**EXERCISE BRIEF**
Turn all of the records below into a single numbered list, one entry per line, with any blank lines dropped.

**RECORDS FOR PROCESSING**
[Begin]

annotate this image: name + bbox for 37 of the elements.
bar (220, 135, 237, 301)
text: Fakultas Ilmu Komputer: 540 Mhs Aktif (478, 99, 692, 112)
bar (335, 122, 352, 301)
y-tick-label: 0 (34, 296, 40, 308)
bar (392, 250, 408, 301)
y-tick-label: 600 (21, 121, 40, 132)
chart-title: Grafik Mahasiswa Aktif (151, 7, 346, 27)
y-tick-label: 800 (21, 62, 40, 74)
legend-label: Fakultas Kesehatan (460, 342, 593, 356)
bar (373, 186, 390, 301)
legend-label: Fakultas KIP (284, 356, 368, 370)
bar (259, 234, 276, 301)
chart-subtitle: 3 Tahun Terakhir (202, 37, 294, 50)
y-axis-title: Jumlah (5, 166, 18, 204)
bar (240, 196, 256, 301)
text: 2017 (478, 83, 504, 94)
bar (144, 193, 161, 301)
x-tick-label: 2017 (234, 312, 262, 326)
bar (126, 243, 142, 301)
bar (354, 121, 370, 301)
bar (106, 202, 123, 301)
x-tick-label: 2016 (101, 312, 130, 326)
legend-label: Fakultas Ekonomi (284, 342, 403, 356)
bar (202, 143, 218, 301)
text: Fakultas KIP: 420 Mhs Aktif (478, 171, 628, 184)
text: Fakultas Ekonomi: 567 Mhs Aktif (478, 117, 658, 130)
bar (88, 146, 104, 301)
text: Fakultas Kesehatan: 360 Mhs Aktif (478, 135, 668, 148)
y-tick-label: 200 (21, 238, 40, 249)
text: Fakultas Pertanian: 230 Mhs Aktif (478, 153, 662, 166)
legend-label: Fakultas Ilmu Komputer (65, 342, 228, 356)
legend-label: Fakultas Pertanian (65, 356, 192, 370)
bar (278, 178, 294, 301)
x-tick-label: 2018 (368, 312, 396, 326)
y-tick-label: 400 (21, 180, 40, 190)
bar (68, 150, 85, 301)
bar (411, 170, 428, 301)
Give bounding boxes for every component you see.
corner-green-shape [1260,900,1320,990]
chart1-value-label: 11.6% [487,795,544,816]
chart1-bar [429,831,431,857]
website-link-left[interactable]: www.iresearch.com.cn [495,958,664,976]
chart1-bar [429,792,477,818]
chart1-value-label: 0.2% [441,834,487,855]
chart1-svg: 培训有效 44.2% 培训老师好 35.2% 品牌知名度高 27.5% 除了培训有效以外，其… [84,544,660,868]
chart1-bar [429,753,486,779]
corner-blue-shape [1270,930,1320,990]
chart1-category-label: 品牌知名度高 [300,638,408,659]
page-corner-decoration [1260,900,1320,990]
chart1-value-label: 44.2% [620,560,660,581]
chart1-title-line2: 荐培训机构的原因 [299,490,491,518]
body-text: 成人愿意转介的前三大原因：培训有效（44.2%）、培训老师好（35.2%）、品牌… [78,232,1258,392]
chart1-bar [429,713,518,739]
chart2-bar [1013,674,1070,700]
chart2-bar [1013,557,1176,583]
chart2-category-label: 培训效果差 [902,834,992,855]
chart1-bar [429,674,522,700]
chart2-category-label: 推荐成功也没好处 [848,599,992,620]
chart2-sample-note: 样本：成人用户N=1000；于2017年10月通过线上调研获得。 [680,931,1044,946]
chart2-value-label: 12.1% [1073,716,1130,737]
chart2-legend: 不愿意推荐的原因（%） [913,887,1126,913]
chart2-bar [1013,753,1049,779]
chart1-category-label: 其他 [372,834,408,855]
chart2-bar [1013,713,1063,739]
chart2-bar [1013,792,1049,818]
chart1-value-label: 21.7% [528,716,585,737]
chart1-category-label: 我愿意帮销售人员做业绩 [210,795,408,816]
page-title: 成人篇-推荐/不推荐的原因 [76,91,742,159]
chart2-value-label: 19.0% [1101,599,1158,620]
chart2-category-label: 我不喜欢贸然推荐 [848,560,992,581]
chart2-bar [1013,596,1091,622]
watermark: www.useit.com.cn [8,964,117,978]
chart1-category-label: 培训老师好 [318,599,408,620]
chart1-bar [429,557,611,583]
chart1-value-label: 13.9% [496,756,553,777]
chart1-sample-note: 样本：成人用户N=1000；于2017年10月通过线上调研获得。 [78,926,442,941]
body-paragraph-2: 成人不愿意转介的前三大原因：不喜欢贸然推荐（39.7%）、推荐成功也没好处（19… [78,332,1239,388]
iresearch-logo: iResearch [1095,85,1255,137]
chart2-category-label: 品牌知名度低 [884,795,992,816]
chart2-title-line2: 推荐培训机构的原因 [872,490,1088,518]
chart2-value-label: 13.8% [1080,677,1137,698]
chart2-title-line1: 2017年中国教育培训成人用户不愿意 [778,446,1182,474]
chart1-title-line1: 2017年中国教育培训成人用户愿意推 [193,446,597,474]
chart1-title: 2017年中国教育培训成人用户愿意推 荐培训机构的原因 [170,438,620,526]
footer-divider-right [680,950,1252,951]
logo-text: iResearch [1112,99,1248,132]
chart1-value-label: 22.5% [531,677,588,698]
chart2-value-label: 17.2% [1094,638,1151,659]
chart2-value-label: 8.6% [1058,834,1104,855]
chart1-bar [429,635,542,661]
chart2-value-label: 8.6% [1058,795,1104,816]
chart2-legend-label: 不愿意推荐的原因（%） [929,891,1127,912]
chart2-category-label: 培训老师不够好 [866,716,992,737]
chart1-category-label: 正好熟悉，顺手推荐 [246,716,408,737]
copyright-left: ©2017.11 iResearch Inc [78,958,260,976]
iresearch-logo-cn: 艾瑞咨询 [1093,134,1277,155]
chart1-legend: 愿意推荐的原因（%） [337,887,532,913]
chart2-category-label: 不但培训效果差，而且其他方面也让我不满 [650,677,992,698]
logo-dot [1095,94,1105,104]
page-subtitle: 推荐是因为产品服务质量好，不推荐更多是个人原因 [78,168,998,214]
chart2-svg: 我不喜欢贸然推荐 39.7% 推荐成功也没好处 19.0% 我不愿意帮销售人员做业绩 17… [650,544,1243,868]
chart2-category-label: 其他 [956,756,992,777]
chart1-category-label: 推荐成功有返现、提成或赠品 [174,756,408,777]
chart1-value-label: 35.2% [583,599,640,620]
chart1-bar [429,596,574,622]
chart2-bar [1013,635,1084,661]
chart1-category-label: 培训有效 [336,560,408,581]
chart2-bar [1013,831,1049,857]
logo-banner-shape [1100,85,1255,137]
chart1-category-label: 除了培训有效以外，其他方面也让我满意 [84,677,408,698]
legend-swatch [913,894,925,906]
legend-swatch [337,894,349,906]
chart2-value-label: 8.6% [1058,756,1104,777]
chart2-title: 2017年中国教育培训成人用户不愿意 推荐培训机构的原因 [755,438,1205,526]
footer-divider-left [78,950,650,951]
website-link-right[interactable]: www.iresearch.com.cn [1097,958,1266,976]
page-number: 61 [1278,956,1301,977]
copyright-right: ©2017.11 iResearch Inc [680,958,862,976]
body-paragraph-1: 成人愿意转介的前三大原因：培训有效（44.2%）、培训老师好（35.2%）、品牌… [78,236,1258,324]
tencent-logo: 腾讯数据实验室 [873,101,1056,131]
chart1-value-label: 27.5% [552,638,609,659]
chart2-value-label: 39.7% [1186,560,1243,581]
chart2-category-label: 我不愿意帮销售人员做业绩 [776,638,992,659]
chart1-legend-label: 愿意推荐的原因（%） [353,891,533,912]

[End]

**PROBLEM SOLUTION**
1. annotate this image: name + bbox for 37 of the elements.
2. bar (220, 135, 237, 301)
3. text: Fakultas Ilmu Komputer: 540 Mhs Aktif (478, 99, 692, 112)
4. bar (335, 122, 352, 301)
5. y-tick-label: 0 (34, 296, 40, 308)
6. bar (392, 250, 408, 301)
7. y-tick-label: 600 (21, 121, 40, 132)
8. chart-title: Grafik Mahasiswa Aktif (151, 7, 346, 27)
9. y-tick-label: 800 (21, 62, 40, 74)
10. legend-label: Fakultas Kesehatan (460, 342, 593, 356)
11. bar (373, 186, 390, 301)
12. legend-label: Fakultas KIP (284, 356, 368, 370)
13. bar (259, 234, 276, 301)
14. chart-subtitle: 3 Tahun Terakhir (202, 37, 294, 50)
15. y-axis-title: Jumlah (5, 166, 18, 204)
16. bar (240, 196, 256, 301)
17. text: 2017 (478, 83, 504, 94)
18. bar (144, 193, 161, 301)
19. x-tick-label: 2017 (234, 312, 262, 326)
20. bar (126, 243, 142, 301)
21. bar (354, 121, 370, 301)
22. bar (106, 202, 123, 301)
23. x-tick-label: 2016 (101, 312, 130, 326)
24. legend-label: Fakultas Ekonomi (284, 342, 403, 356)
25. bar (202, 143, 218, 301)
26. text: Fakultas KIP: 420 Mhs Aktif (478, 171, 628, 184)
27. text: Fakultas Ekonomi: 567 Mhs Aktif (478, 117, 658, 130)
28. bar (88, 146, 104, 301)
29. text: Fakultas Kesehatan: 360 Mhs Aktif (478, 135, 668, 148)
30. y-tick-label: 200 (21, 238, 40, 249)
31. text: Fakultas Pertanian: 230 Mhs Aktif (478, 153, 662, 166)
32. legend-label: Fakultas Ilmu Komputer (65, 342, 228, 356)
33. legend-label: Fakultas Pertanian (65, 356, 192, 370)
34. bar (278, 178, 294, 301)
35. x-tick-label: 2018 (368, 312, 396, 326)
36. y-tick-label: 400 (21, 180, 40, 190)
37. bar (68, 150, 85, 301)
38. bar (411, 170, 428, 301)
39. Give bounding boxes for every component you see.
40. corner-green-shape [1260,900,1320,990]
41. chart1-value-label: 11.6% [487,795,544,816]
42. chart1-bar [429,831,431,857]
43. website-link-left[interactable]: www.iresearch.com.cn [495,958,664,976]
44. chart1-bar [429,792,477,818]
45. chart1-value-label: 0.2% [441,834,487,855]
46. chart1-svg: 培训有效 44.2% 培训老师好 35.2% 品牌知名度高 27.5% 除了培训有效以外，其… [84,544,660,868]
47. chart1-bar [429,753,486,779]
48. corner-blue-shape [1270,930,1320,990]
49. chart1-category-label: 品牌知名度高 [300,638,408,659]
50. page-corner-decoration [1260,900,1320,990]
51. chart1-value-label: 44.2% [620,560,660,581]
52. chart1-title-line2: 荐培训机构的原因 [299,490,491,518]
53. body-text: 成人愿意转介的前三大原因：培训有效（44.2%）、培训老师好（35.2%）、品牌… [78,232,1258,392]
54. chart1-bar [429,713,518,739]
55. chart2-bar [1013,674,1070,700]
56. chart2-bar [1013,557,1176,583]
57. chart2-category-label: 培训效果差 [902,834,992,855]
58. chart1-bar [429,674,522,700]
59. chart2-category-label: 推荐成功也没好处 [848,599,992,620]
60. chart2-sample-note: 样本：成人用户N=1000；于2017年10月通过线上调研获得。 [680,931,1044,946]
61. chart2-value-label: 12.1% [1073,716,1130,737]
62. chart2-legend: 不愿意推荐的原因（%） [913,887,1126,913]
63. chart2-bar [1013,753,1049,779]
64. chart1-category-label: 其他 [372,834,408,855]
65. chart2-bar [1013,713,1063,739]
66. chart2-bar [1013,792,1049,818]
67. chart1-value-label: 21.7% [528,716,585,737]
68. chart1-category-label: 我愿意帮销售人员做业绩 [210,795,408,816]
69. page-title: 成人篇-推荐/不推荐的原因 [76,91,742,159]
70. chart2-value-label: 19.0% [1101,599,1158,620]
71. chart2-category-label: 我不喜欢贸然推荐 [848,560,992,581]
72. chart2-bar [1013,596,1091,622]
73. watermark: www.useit.com.cn [8,964,117,978]
74. chart1-category-label: 培训老师好 [318,599,408,620]
75. chart1-bar [429,557,611,583]
76. chart1-value-label: 13.9% [496,756,553,777]
77. chart1-sample-note: 样本：成人用户N=1000；于2017年10月通过线上调研获得。 [78,926,442,941]
78. body-paragraph-2: 成人不愿意转介的前三大原因：不喜欢贸然推荐（39.7%）、推荐成功也没好处（19… [78,332,1239,388]
79. iresearch-logo: iResearch [1095,85,1255,137]
80. chart2-category-label: 品牌知名度低 [884,795,992,816]
81. chart2-title-line2: 推荐培训机构的原因 [872,490,1088,518]
82. chart2-value-label: 13.8% [1080,677,1137,698]
83. chart2-title-line1: 2017年中国教育培训成人用户不愿意 [778,446,1182,474]
84. chart1-title-line1: 2017年中国教育培训成人用户愿意推 [193,446,597,474]
85. chart1-title: 2017年中国教育培训成人用户愿意推 荐培训机构的原因 [170,438,620,526]
86. footer-divider-right [680,950,1252,951]
87. logo-text: iResearch [1112,99,1248,132]
88. chart1-value-label: 22.5% [531,677,588,698]
89. chart2-value-label: 17.2% [1094,638,1151,659]
90. chart2-value-label: 8.6% [1058,834,1104,855]
91. chart1-bar [429,635,542,661]
92. chart2-value-label: 8.6% [1058,795,1104,816]
93. chart2-legend-label: 不愿意推荐的原因（%） [929,891,1127,912]
94. chart2-category-label: 培训老师不够好 [866,716,992,737]
95. chart1-category-label: 正好熟悉，顺手推荐 [246,716,408,737]
96. copyright-left: ©2017.11 iResearch Inc [78,958,260,976]
97. iresearch-logo-cn: 艾瑞咨询 [1093,134,1277,155]
98. chart1-legend: 愿意推荐的原因（%） [337,887,532,913]
99. chart2-category-label: 不但培训效果差，而且其他方面也让我不满 [650,677,992,698]
100. logo-dot [1095,94,1105,104]
101. page-subtitle: 推荐是因为产品服务质量好，不推荐更多是个人原因 [78,168,998,214]
102. chart2-svg: 我不喜欢贸然推荐 39.7% 推荐成功也没好处 19.0% 我不愿意帮销售人员做业绩 17… [650,544,1243,868]
103. chart2-category-label: 其他 [956,756,992,777]
104. chart1-category-label: 推荐成功有返现、提成或赠品 [174,756,408,777]
105. chart1-value-label: 35.2% [583,599,640,620]
106. chart1-bar [429,596,574,622]
107. chart2-bar [1013,635,1084,661]
108. chart1-category-label: 培训有效 [336,560,408,581]
109. chart2-bar [1013,831,1049,857]
110. logo-banner-shape [1100,85,1255,137]
111. chart1-category-label: 除了培训有效以外，其他方面也让我满意 [84,677,408,698]
112. legend-swatch [913,894,925,906]
113. legend-swatch [337,894,349,906]
114. chart2-value-label: 8.6% [1058,756,1104,777]
115. chart2-title: 2017年中国教育培训成人用户不愿意 推荐培训机构的原因 [755,438,1205,526]
116. footer-divider-left [78,950,650,951]
117. website-link-right[interactable]: www.iresearch.com.cn [1097,958,1266,976]
118. page-number: 61 [1278,956,1301,977]
119. copyright-right: ©2017.11 iResearch Inc [680,958,862,976]
120. body-paragraph-1: 成人愿意转介的前三大原因：培训有效（44.2%）、培训老师好（35.2%）、品牌… [78,236,1258,324]
121. tencent-logo: 腾讯数据实验室 [873,101,1056,131]
122. chart1-value-label: 27.5% [552,638,609,659]
123. chart2-value-label: 39.7% [1186,560,1243,581]
124. chart2-category-label: 我不愿意帮销售人员做业绩 [776,638,992,659]
125. chart1-legend-label: 愿意推荐的原因（%） [353,891,533,912]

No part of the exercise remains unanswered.